**INSTRUCTION**
All entries are to be given again verbatim.

**EXTRACTED ENTRIES**
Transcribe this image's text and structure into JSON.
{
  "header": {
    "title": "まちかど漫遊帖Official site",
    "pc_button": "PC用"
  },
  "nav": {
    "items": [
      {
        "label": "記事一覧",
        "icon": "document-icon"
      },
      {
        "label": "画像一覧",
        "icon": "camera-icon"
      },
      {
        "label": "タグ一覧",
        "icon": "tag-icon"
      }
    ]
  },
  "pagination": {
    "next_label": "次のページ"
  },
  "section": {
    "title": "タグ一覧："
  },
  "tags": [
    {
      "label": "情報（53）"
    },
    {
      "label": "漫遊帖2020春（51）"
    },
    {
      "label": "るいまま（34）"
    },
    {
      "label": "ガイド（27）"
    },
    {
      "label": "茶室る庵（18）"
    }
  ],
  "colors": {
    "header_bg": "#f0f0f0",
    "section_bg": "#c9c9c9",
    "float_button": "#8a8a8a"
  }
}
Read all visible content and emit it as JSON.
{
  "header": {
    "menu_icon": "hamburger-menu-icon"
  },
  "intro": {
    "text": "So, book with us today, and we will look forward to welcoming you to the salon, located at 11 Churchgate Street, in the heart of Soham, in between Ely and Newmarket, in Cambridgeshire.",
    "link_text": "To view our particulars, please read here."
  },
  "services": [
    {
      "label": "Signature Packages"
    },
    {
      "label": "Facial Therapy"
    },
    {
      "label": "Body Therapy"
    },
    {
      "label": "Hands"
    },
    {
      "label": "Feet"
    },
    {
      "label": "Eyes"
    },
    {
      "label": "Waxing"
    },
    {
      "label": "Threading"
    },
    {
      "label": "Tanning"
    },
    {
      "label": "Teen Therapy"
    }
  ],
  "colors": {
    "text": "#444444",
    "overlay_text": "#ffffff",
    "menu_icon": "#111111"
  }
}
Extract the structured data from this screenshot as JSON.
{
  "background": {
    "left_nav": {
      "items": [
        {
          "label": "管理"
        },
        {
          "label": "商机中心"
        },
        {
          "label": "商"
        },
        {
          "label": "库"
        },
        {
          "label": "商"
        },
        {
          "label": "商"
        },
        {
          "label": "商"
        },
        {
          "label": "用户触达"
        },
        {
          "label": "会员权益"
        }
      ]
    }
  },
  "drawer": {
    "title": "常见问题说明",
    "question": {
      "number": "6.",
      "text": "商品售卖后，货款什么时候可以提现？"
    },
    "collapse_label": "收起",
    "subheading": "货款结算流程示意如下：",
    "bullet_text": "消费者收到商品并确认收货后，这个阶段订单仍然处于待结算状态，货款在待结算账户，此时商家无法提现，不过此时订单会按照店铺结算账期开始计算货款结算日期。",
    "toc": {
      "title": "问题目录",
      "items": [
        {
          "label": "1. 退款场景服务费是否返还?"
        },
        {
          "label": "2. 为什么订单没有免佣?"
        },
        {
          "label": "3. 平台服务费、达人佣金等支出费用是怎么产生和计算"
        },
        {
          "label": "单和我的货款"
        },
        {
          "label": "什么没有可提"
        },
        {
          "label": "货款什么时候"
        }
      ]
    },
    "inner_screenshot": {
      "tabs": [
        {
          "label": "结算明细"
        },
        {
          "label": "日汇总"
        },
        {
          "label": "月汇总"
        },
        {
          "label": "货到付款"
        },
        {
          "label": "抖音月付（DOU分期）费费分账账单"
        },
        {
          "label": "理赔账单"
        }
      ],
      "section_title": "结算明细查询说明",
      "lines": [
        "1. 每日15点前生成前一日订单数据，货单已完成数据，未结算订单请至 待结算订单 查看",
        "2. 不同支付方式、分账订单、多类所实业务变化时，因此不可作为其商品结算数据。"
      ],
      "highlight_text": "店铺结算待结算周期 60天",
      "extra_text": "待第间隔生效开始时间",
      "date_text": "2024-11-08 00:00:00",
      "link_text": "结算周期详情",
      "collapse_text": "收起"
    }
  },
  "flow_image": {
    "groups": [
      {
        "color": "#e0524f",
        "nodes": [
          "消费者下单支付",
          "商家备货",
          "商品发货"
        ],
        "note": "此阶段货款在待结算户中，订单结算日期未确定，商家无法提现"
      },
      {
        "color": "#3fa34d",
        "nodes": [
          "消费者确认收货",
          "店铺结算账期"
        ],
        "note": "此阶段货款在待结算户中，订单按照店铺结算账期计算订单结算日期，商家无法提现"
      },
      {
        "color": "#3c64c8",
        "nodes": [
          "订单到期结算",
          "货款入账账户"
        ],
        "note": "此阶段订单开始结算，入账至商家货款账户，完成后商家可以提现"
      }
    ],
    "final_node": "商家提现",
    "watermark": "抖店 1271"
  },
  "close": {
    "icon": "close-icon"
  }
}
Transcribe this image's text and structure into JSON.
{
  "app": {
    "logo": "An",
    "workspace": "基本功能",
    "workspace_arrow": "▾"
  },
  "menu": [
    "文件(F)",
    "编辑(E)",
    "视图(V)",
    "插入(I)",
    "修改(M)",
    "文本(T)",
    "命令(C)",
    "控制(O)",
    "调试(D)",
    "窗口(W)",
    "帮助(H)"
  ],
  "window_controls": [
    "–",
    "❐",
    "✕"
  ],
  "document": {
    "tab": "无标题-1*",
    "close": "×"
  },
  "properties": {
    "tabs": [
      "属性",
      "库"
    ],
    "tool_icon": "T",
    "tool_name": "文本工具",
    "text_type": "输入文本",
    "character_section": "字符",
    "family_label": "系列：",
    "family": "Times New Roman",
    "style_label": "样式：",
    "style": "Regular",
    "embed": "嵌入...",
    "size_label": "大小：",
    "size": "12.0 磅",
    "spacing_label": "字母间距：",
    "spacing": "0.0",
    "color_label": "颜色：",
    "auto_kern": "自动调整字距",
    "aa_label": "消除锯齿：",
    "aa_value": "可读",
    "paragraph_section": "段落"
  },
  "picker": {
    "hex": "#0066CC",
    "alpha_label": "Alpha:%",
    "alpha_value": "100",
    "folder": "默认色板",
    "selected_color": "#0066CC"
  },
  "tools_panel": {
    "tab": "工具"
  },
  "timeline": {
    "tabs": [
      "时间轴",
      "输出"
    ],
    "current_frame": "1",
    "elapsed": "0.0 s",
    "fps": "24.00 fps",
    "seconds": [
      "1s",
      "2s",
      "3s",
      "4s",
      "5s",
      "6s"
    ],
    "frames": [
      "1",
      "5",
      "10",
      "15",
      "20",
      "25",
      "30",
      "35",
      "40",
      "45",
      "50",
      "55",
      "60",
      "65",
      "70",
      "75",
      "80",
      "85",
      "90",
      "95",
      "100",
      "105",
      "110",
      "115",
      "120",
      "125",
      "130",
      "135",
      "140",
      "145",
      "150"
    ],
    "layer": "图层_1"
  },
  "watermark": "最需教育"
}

**COMPLETED EXERCISE**
Transcribe this image's text and structure into JSON.
{
  "header": {
    "title": "まちかど漫遊帖Official site",
    "pc_button": "PC用"
  },
  "nav": {
    "items": [
      {
        "label": "記事一覧",
        "icon": "document-icon"
      },
      {
        "label": "画像一覧",
        "icon": "camera-icon"
      },
      {
        "label": "タグ一覧",
        "icon": "tag-icon"
      }
    ]
  },
  "pagination": {
    "next_label": "次のページ"
  },
  "section": {
    "title": "タグ一覧："
  },
  "tags": [
    {
      "label": "情報（53）"
    },
    {
      "label": "漫遊帖2020春（51）"
    },
    {
      "label": "るいまま（34）"
    },
    {
      "label": "ガイド（27）"
    },
    {
      "label": "茶室る庵（18）"
    }
  ],
  "colors": {
    "header_bg": "#f0f0f0",
    "section_bg": "#c9c9c9",
    "float_button": "#8a8a8a"
  }
}
Read all visible content and emit it as JSON.
{
  "header": {
    "menu_icon": "hamburger-menu-icon"
  },
  "intro": {
    "text": "So, book with us today, and we will look forward to welcoming you to the salon, located at 11 Churchgate Street, in the heart of Soham, in between Ely and Newmarket, in Cambridgeshire.",
    "link_text": "To view our particulars, please read here."
  },
  "services": [
    {
      "label": "Signature Packages"
    },
    {
      "label": "Facial Therapy"
    },
    {
      "label": "Body Therapy"
    },
    {
      "label": "Hands"
    },
    {
      "label": "Feet"
    },
    {
      "label": "Eyes"
    },
    {
      "label": "Waxing"
    },
    {
      "label": "Threading"
    },
    {
      "label": "Tanning"
    },
    {
      "label": "Teen Therapy"
    }
  ],
  "colors": {
    "text": "#444444",
    "overlay_text": "#ffffff",
    "menu_icon": "#111111"
  }
}
Extract the structured data from this screenshot as JSON.
{
  "background": {
    "left_nav": {
      "items": [
        {
          "label": "管理"
        },
        {
          "label": "商机中心"
        },
        {
          "label": "商"
        },
        {
          "label": "库"
        },
        {
          "label": "商"
        },
        {
          "label": "商"
        },
        {
          "label": "商"
        },
        {
          "label": "用户触达"
        },
        {
          "label": "会员权益"
        }
      ]
    }
  },
  "drawer": {
    "title": "常见问题说明",
    "question": {
      "number": "6.",
      "text": "商品售卖后，货款什么时候可以提现？"
    },
    "collapse_label": "收起",
    "subheading": "货款结算流程示意如下：",
    "bullet_text": "消费者收到商品并确认收货后，这个阶段订单仍然处于待结算状态，货款在待结算账户，此时商家无法提现，不过此时订单会按照店铺结算账期开始计算货款结算日期。",
    "toc": {
      "title": "问题目录",
      "items": [
        {
          "label": "1. 退款场景服务费是否返还?"
        },
        {
          "label": "2. 为什么订单没有免佣?"
        },
        {
          "label": "3. 平台服务费、达人佣金等支出费用是怎么产生和计算"
        },
        {
          "label": "单和我的货款"
        },
        {
          "label": "什么没有可提"
        },
        {
          "label": "货款什么时候"
        }
      ]
    },
    "inner_screenshot": {
      "tabs": [
        {
          "label": "结算明细"
        },
        {
          "label": "日汇总"
        },
        {
          "label": "月汇总"
        },
        {
          "label": "货到付款"
        },
        {
          "label": "抖音月付（DOU分期）费费分账账单"
        },
        {
          "label": "理赔账单"
        }
      ],
      "section_title": "结算明细查询说明",
      "lines": [
        "1. 每日15点前生成前一日订单数据，货单已完成数据，未结算订单请至 待结算订单 查看",
        "2. 不同支付方式、分账订单、多类所实业务变化时，因此不可作为其商品结算数据。"
      ],
      "highlight_text": "店铺结算待结算周期 60天",
      "extra_text": "待第间隔生效开始时间",
      "date_text": "2024-11-08 00:00:00",
      "link_text": "结算周期详情",
      "collapse_text": "收起"
    }
  },
  "flow_image": {
    "groups": [
      {
        "color": "#e0524f",
        "nodes": [
          "消费者下单支付",
          "商家备货",
          "商品发货"
        ],
        "note": "此阶段货款在待结算户中，订单结算日期未确定，商家无法提现"
      },
      {
        "color": "#3fa34d",
        "nodes": [
          "消费者确认收货",
          "店铺结算账期"
        ],
        "note": "此阶段货款在待结算户中，订单按照店铺结算账期计算订单结算日期，商家无法提现"
      },
      {
        "color": "#3c64c8",
        "nodes": [
          "订单到期结算",
          "货款入账账户"
        ],
        "note": "此阶段订单开始结算，入账至商家货款账户，完成后商家可以提现"
      }
    ],
    "final_node": "商家提现",
    "watermark": "抖店 1271"
  },
  "close": {
    "icon": "close-icon"
  }
}
Transcribe this image's text and structure into JSON.
{
  "app": {
    "logo": "An",
    "workspace": "基本功能",
    "workspace_arrow": "▾"
  },
  "menu": [
    "文件(F)",
    "编辑(E)",
    "视图(V)",
    "插入(I)",
    "修改(M)",
    "文本(T)",
    "命令(C)",
    "控制(O)",
    "调试(D)",
    "窗口(W)",
    "帮助(H)"
  ],
  "window_controls": [
    "–",
    "❐",
    "✕"
  ],
  "document": {
    "tab": "无标题-1*",
    "close": "×"
  },
  "properties": {
    "tabs": [
      "属性",
      "库"
    ],
    "tool_icon": "T",
    "tool_name": "文本工具",
    "text_type": "输入文本",
    "character_section": "字符",
    "family_label": "系列：",
    "family": "Times New Roman",
    "style_label": "样式：",
    "style": "Regular",
    "embed": "嵌入...",
    "size_label": "大小：",
    "size": "12.0 磅",
    "spacing_label": "字母间距：",
    "spacing": "0.0",
    "color_label": "颜色：",
    "auto_kern": "自动调整字距",
    "aa_label": "消除锯齿：",
    "aa_value": "可读",
    "paragraph_section": "段落"
  },
  "picker": {
    "hex": "#0066CC",
    "alpha_label": "Alpha:%",
    "alpha_value": "100",
    "folder": "默认色板",
    "selected_color": "#0066CC"
  },
  "tools_panel": {
    "tab": "工具"
  },
  "timeline": {
    "tabs": [
      "时间轴",
      "输出"
    ],
    "current_frame": "1",
    "elapsed": "0.0 s",
    "fps": "24.00 fps",
    "seconds": [
      "1s",
      "2s",
      "3s",
      "4s",
      "5s",
      "6s"
    ],
    "frames": [
      "1",
      "5",
      "10",
      "15",
      "20",
      "25",
      "30",
      "35",
      "40",
      "45",
      "50",
      "55",
      "60",
      "65",
      "70",
      "75",
      "80",
      "85",
      "90",
      "95",
      "100",
      "105",
      "110",
      "115",
      "120",
      "125",
      "130",
      "135",
      "140",
      "145",
      "150"
    ],
    "layer": "图层_1"
  },
  "watermark": "最需教育"
}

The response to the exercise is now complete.